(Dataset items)
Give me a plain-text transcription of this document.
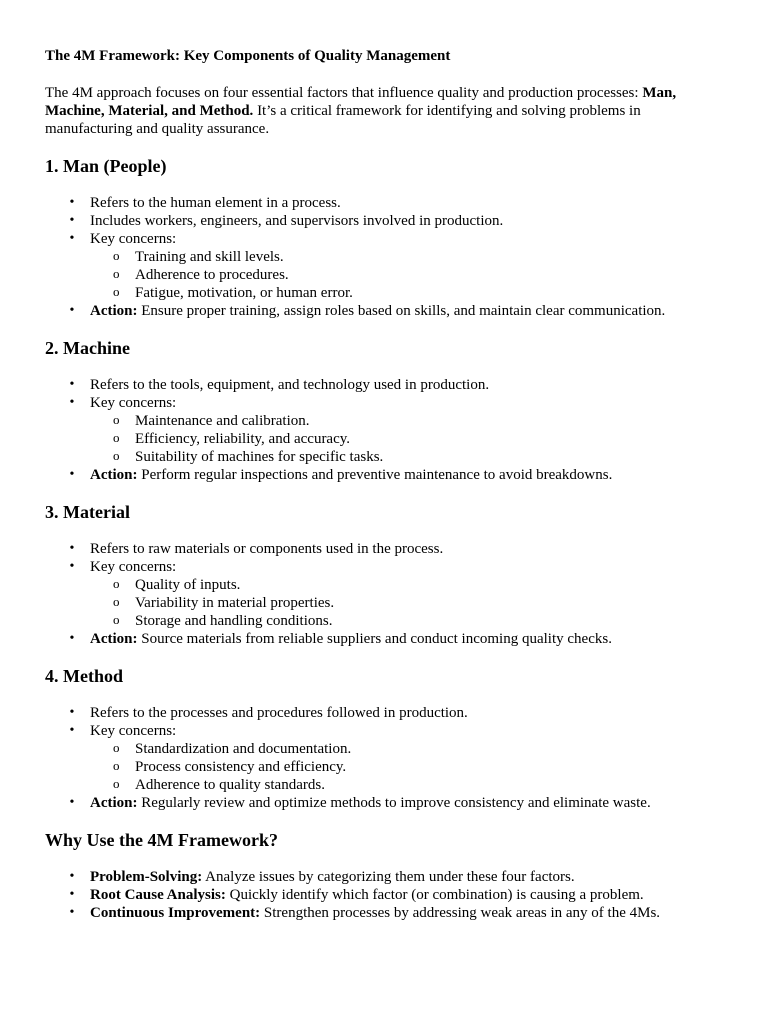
The 4M Framework: Key Components of Quality Management

The 4M approach focuses on four essential factors that influence quality and production processes: Man, Machine, Material, and Method. It’s a critical framework for identifying and solving problems in manufacturing and quality assurance.

1. Man (People)
• Refers to the human element in a process.
• Includes workers, engineers, and supervisors involved in production.
• Key concerns:
o Training and skill levels.
o Adherence to procedures.
o Fatigue, motivation, or human error.
• Action: Ensure proper training, assign roles based on skills, and maintain clear communication.
2. Machine
• Refers to the tools, equipment, and technology used in production.
• Key concerns:
o Maintenance and calibration.
o Efficiency, reliability, and accuracy.
o Suitability of machines for specific tasks.
• Action: Perform regular inspections and preventive maintenance to avoid breakdowns.
3. Material
• Refers to raw materials or components used in the process.
• Key concerns:
o Quality of inputs.
o Variability in material properties.
o Storage and handling conditions.
• Action: Source materials from reliable suppliers and conduct incoming quality checks.
4. Method
• Refers to the processes and procedures followed in production.
• Key concerns:
o Standardization and documentation.
o Process consistency and efficiency.
o Adherence to quality standards.
• Action: Regularly review and optimize methods to improve consistency and eliminate waste.
Why Use the 4M Framework?
• Problem-Solving: Analyze issues by categorizing them under these four factors.
• Root Cause Analysis: Quickly identify which factor (or combination) is causing a problem.
• Continuous Improvement: Strengthen processes by addressing weak areas in any of the 4Ms.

## WHAT THE EXERCISE ASKS
Return all lines containing "consistency".

## SOLUTION
o Process consistency and efficiency.
• Action: Regularly review and optimize methods to improve consistency and eliminate waste.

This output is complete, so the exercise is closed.